- **必須課題 A**: レコードのうち、「323, 960, 336]」を含む行から「208, 945, 220]」を含む行までを、一字一句そのまま書き写してください。

また、本来二年生の秋に行くはずだった東京への修学旅行は、翌年二月の軽井沢のスキー旅行に変更になり、さあ行けると思っていた矢先、一月初めからのコロナの急拡大で中止、次に四月中旬に紀伊半島への旅行も計画しましたが、それも直前に中止となり、結局、昨年十月に姫路への一日バスツアーとなりました。本来、三年間の高校生活の思い出となる修学旅行が一日バスツアーとなるなど、皆さんは本当にコロナに翻弄された高校生活でした。

しかし、こんなこともありました。本校ではコロナから生徒の命・健康を守りながら、学びを止めるなということを合言葉に、県内の高校では最高レベルのICT教育設備をいち早く整備し、それを活用して、昨年の5月には一部クラスではオンライン授業を行い、9月初めに、コロナの為に公立高校が夏休みを延長せざるを得ない時に、本校は本格的にオンライン遠隔授業を行い、学びを止めませんでした。また五月にはコロナで鬱積した皆さんの気分を吹き飛ばすように、設備の整った青いタータントラックの屋島陸上競技場で思いっきり体育祭を楽しむことができ、さらにコロナが小康状態であった十一月には充実した文化祭も行うことができました。

また、先月にはコロナ第六波の中においても、ファッションデザイン科最後となるファッションショーを本格的に開催するとともに、食物科の卒業制作は、残念ながら保護者を招き、皆さんのコック服姿を見てもらうことができませんでしたが、皆さんが心を込めて作った豪華で美味しい料理を家庭に持ち帰り、保護者と共に食べていただきました。

コロナに翻弄された高校生活は、皆さんにとって一生記憶に残ることでしょう。また歴史にも残ることです。皆さんは歴史に残ることを自ら経験したことになるのです。単にコロナに翻弄されたというより、百年に一度あるかないかという歴史的な出来事を経験できたという前向きの姿勢でとらえるべきと思います。

そして、このコロナという難局を無事乗り切ってきた皆さんの今の姿こそが、何より素晴らしい成果であると思います。ぜひ大切な未来を見据えて、一人ひとりが前向きになり、自信を持ってこれから進んでいってください。

- **必須課題 B**: コロナ禍の高校生活を振り返る文章の続きを、最後の文の後から書いてください。

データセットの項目
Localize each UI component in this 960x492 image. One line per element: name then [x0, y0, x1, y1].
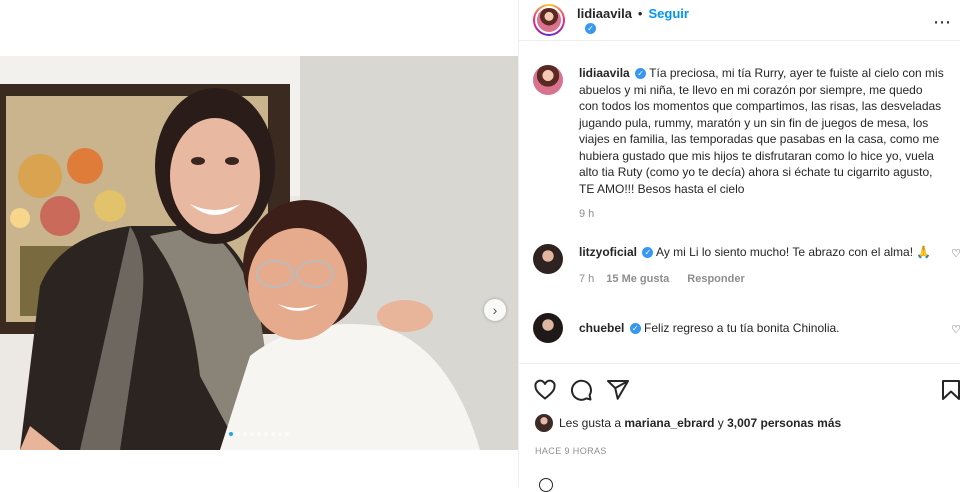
comment-like-heart-icon[interactable]: ♡	[951, 323, 960, 336]
caption-text-block: lidiaavila ✓ Tía preciosa, mi tía Rurry,…	[579, 65, 945, 197]
commenter-avatar[interactable]	[533, 312, 563, 343]
caption-time[interactable]: 9 h	[579, 208, 594, 220]
photo-image	[0, 56, 518, 450]
verified-badge-icon: ✓	[635, 68, 647, 80]
liker-username[interactable]: mariana_ebrard	[624, 416, 714, 430]
post-header: lidiaavila • Seguir ✓ ⋯	[519, 0, 960, 41]
caption-avatar[interactable]	[533, 65, 563, 95]
carousel-dot	[285, 432, 289, 436]
caption-meta: 9 h	[579, 208, 945, 220]
carousel-next-button[interactable]: ›	[484, 299, 506, 321]
carousel-dot	[271, 432, 275, 436]
post-time-ago[interactable]: HACE 9 HORAS	[535, 446, 607, 456]
heart-icon[interactable]	[533, 378, 557, 402]
comments-section: lidiaavila ✓ Tía preciosa, mi tía Rurry,…	[519, 56, 960, 362]
comment-text: Ay mi Li lo siento mucho! Te abrazo con …	[656, 245, 932, 259]
author-info: lidiaavila • Seguir ✓	[577, 6, 689, 34]
caption-text: Tía preciosa, mi tía Rurry, ayer te fuis…	[579, 66, 944, 196]
likes-summary: Les gusta a mariana_ebrard y 3,007 perso…	[535, 414, 841, 432]
commenter-avatar[interactable]	[533, 244, 563, 274]
carousel-dot	[250, 432, 254, 436]
follow-button[interactable]: Seguir	[648, 6, 688, 21]
carousel-dots	[0, 432, 518, 436]
carousel-dot	[243, 432, 247, 436]
comment-like-heart-icon[interactable]: ♡	[951, 247, 960, 260]
author-avatar[interactable]	[533, 4, 565, 36]
commenter-username[interactable]: chuebel	[579, 321, 624, 335]
comment-likes-count[interactable]: 15 Me gusta	[606, 273, 669, 285]
caption-username[interactable]: lidiaavila	[579, 66, 630, 80]
likes-prefix: Les gusta a	[559, 416, 622, 430]
post-photo[interactable]: ›	[0, 56, 518, 450]
post-actions-bar	[519, 363, 960, 415]
comment-text-block: litzyoficial ✓ Ay mi Li lo siento mucho!…	[579, 244, 945, 261]
comment-item: chuebel ✓ Feliz regreso a tu tía bonita …	[519, 312, 960, 343]
comment-meta: 7 h 15 Me gusta Responder	[579, 273, 945, 285]
carousel-dot	[278, 432, 282, 436]
carousel-dot	[257, 432, 261, 436]
comment-text-block: chuebel ✓ Feliz regreso a tu tía bonita …	[579, 313, 945, 337]
chevron-right-icon: ›	[492, 302, 498, 318]
separator-dot: •	[637, 6, 643, 21]
comment-item: litzyoficial ✓ Ay mi Li lo siento mucho!…	[519, 244, 960, 285]
send-icon[interactable]	[606, 378, 630, 402]
bookmark-icon[interactable]	[939, 378, 960, 402]
reply-button[interactable]: Responder	[687, 273, 744, 285]
carousel-dot	[229, 432, 233, 436]
carousel-dot	[236, 432, 240, 436]
caption: lidiaavila ✓ Tía preciosa, mi tía Rurry,…	[519, 65, 960, 220]
commenter-username[interactable]: litzyoficial	[579, 245, 637, 259]
verified-badge-icon: ✓	[585, 23, 596, 34]
verified-badge-icon: ✓	[642, 247, 654, 259]
post-media-panel: ›	[0, 0, 518, 487]
carousel-dot	[264, 432, 268, 436]
liker-avatar[interactable]	[535, 414, 553, 432]
comment-icon[interactable]	[569, 378, 593, 402]
likes-connector: y	[717, 416, 724, 430]
emoji-icon[interactable]	[539, 478, 553, 492]
verified-badge-icon: ✓	[629, 322, 641, 334]
post-details-panel: lidiaavila • Seguir ✓ ⋯ lidiaavila ✓ Tía…	[518, 0, 960, 492]
more-horizontal-icon[interactable]: ⋯	[933, 12, 952, 33]
comment-text: Feliz regreso a tu tía bonita Chinolia.	[644, 320, 840, 335]
comment-time[interactable]: 7 h	[579, 273, 594, 285]
author-username[interactable]: lidiaavila	[577, 6, 632, 21]
likes-others[interactable]: 3,007 personas más	[727, 416, 841, 430]
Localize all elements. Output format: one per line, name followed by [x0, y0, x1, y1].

- **正解 A**:
comment-like-heart-icon[interactable]: ♡	[951, 323, 960, 336]
caption-text-block: lidiaavila ✓ Tía preciosa, mi tía Rurry,…	[579, 65, 945, 197]
commenter-avatar[interactable]	[533, 312, 563, 343]
caption-time[interactable]: 9 h	[579, 208, 594, 220]
photo-image	[0, 56, 518, 450]
verified-badge-icon: ✓	[635, 68, 647, 80]
liker-username[interactable]: mariana_ebrard	[624, 416, 714, 430]
post-header: lidiaavila • Seguir ✓ ⋯	[519, 0, 960, 41]
caption-avatar[interactable]	[533, 65, 563, 95]
carousel-dot	[285, 432, 289, 436]
caption-meta: 9 h	[579, 208, 945, 220]

- **正解 B**:
さて、皆さんは、明日からそれぞれ別々の道を進むことになります。それは皆さんに与えられた道です。自分だけでしか歩めない、かけがいのない道です。その道は広い時も、また狭い時もあり、平坦な時もありますが、上り、下りもあります。

皆さんが選んだ道が正しかったのかどうか、時には疑い深くなることもあるでしょう。他の人が選んだ道が羨ましく思え、立ち止まってしまうことがあるかもしれません。しかし立ち止まっても何も開けません。道を拓くためには、自らまず歩まねばなりません。皆さんにはその道しかないのです。自分だけに与えられた道なのです。ですからその道を休まず、一歩一歩、歩み続けて下さい。心を決めて、懸命に歩んで下さい。それが遠い道に思えても、休まず歩めば、必ず新たな展望が開かれます。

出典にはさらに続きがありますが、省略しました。